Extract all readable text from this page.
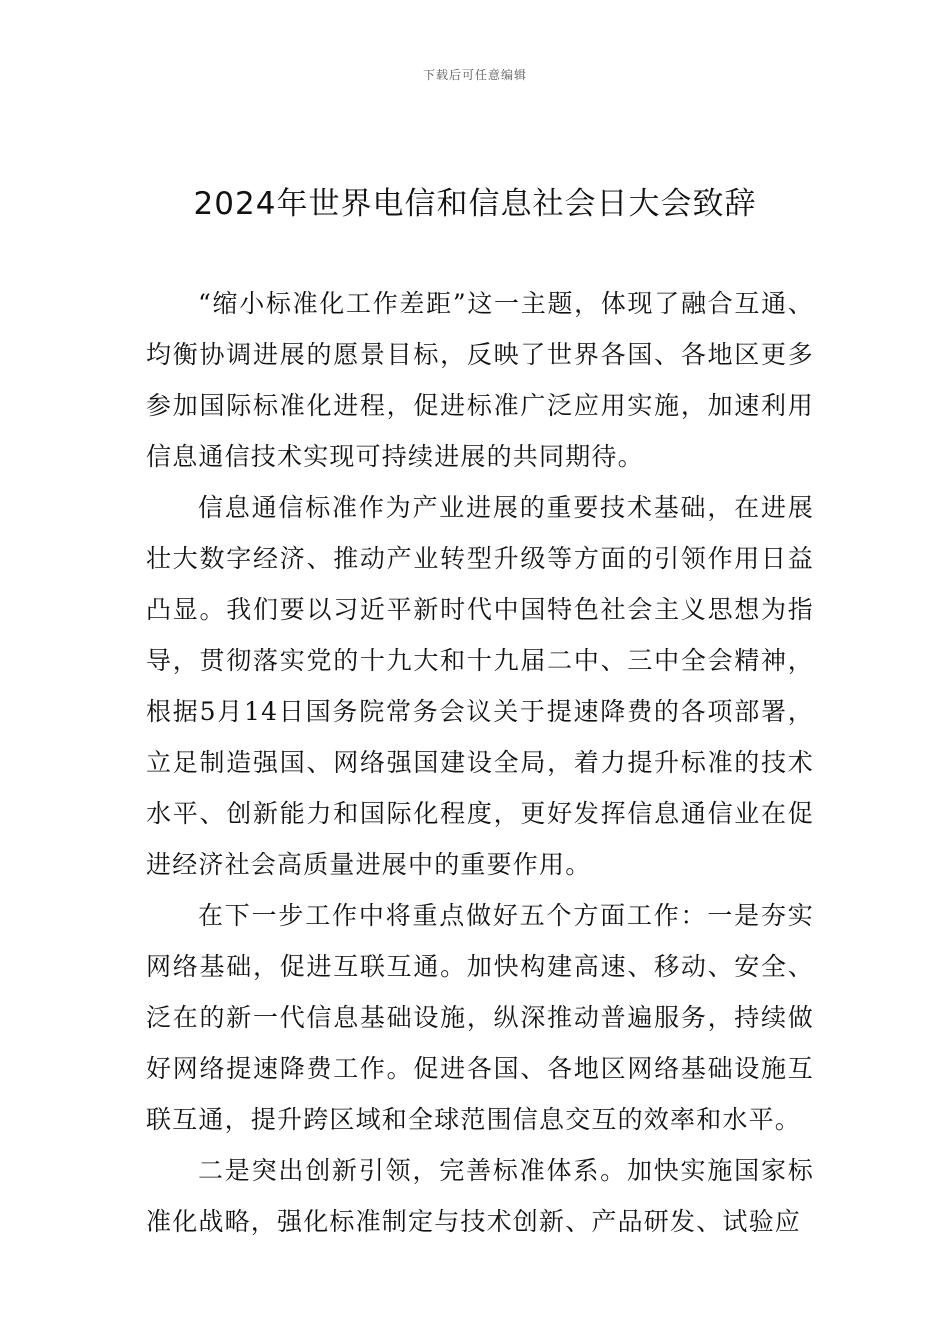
下载后可任意编辑
2024年世界电信和信息社会日大会致辞

“缩小标准化工作差距”这一主题，体现了融合互通、均衡协调进展的愿景目标，反映了世界各国、各地区更多参加国际标准化进程，促进标准广泛应用实施，加速利用信息通信技术实现可持续进展的共同期待。

信息通信标准作为产业进展的重要技术基础，在进展壮大数字经济、推动产业转型升级等方面的引领作用日益凸显。我们要以习近平新时代中国特色社会主义思想为指导，贯彻落实党的十九大和十九届二中、三中全会精神，根据5月14日国务院常务会议关于提速降费的各项部署，立足制造强国、网络强国建设全局，着力提升标准的技术水平、创新能力和国际化程度，更好发挥信息通信业在促进经济社会高质量进展中的重要作用。

在下一步工作中将重点做好五个方面工作：一是夯实网络基础，促进互联互通。加快构建高速、移动、安全、泛在的新一代信息基础设施，纵深推动普遍服务，持续做好网络提速降费工作。促进各国、各地区网络基础设施互联互通，提升跨区域和全球范围信息交互的效率和水平。

二是突出创新引领，完善标准体系。加快实施国家标准化战略，强化标准制定与技术创新、产品研发、试验应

- **Job**:
Copy the material shown above in full and exactly. Skip the pictures.

- **Result of this exercise**:
Extract all readable text from this page.
下载后可任意编辑
2024年世界电信和信息社会日大会致辞

“缩小标准化工作差距”这一主题，体现了融合互通、均衡协调进展的愿景目标，反映了世界各国、各地区更多参加国际标准化进程，促进标准广泛应用实施，加速利用信息通信技术实现可持续进展的共同期待。

信息通信标准作为产业进展的重要技术基础，在进展壮大数字经济、推动产业转型升级等方面的引领作用日益凸显。我们要以习近平新时代中国特色社会主义思想为指导，贯彻落实党的十九大和十九届二中、三中全会精神，根据5月14日国务院常务会议关于提速降费的各项部署，立足制造强国、网络强国建设全局，着力提升标准的技术水平、创新能力和国际化程度，更好发挥信息通信业在促进经济社会高质量进展中的重要作用。

在下一步工作中将重点做好五个方面工作：一是夯实网络基础，促进互联互通。加快构建高速、移动、安全、泛在的新一代信息基础设施，纵深推动普遍服务，持续做好网络提速降费工作。促进各国、各地区网络基础设施互联互通，提升跨区域和全球范围信息交互的效率和水平。

二是突出创新引领，完善标准体系。加快实施国家标准化战略，强化标准制定与技术创新、产品研发、试验应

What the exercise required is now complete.